SET TASK | Pick out every line of the entries below where "document" occurs, and copy those lines.

Stored data entries
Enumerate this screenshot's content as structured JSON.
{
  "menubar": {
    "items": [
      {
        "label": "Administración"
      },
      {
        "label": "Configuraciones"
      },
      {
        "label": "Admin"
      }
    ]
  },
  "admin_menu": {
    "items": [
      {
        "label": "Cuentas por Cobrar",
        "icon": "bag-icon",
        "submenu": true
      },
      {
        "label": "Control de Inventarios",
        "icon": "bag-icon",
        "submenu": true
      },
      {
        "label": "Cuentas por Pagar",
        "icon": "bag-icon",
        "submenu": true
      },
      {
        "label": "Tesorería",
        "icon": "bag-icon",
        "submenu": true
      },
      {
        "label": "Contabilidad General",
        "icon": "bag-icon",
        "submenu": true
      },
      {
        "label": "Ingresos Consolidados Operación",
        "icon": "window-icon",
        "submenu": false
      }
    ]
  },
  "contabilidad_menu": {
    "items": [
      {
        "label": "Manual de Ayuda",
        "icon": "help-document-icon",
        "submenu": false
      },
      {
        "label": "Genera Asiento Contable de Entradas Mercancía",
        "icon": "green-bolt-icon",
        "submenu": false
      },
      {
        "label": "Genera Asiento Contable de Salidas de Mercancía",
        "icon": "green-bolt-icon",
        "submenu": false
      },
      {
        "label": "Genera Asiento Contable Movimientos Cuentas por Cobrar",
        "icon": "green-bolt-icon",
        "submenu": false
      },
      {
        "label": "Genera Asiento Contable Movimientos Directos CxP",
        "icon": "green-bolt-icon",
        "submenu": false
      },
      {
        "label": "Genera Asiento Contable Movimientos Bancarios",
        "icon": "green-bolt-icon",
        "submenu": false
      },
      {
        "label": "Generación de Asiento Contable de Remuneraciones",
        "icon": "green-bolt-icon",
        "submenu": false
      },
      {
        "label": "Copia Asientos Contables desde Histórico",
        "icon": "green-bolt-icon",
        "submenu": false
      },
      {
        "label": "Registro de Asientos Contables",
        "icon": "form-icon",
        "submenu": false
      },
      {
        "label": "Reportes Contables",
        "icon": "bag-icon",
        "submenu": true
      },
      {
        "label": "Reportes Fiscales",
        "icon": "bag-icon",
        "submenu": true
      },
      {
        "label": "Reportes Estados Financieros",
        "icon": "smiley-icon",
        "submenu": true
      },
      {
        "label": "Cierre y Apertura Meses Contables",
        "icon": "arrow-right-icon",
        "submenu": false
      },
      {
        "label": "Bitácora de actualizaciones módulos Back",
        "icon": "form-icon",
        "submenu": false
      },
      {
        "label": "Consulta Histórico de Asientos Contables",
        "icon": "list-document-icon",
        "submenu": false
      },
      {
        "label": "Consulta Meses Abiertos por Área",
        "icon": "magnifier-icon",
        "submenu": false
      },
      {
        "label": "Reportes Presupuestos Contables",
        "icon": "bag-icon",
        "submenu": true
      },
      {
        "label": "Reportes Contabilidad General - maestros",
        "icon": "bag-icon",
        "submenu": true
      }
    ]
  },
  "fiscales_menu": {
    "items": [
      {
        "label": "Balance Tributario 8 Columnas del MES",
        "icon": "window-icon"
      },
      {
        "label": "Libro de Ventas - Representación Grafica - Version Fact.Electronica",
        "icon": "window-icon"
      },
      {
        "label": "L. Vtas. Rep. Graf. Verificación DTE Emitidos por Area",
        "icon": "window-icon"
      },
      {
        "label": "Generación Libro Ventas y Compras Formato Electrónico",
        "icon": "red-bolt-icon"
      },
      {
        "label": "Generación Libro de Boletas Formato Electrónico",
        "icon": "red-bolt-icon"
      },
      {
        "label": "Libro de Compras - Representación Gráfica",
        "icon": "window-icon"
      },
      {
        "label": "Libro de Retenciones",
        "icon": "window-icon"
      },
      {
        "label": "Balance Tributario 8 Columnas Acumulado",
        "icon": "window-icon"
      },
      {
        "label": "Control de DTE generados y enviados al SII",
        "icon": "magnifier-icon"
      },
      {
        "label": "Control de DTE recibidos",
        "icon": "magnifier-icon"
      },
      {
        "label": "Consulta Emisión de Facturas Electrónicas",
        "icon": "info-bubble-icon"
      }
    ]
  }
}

REPLY |
        "icon": "help-document-icon",
        "icon": "list-document-icon",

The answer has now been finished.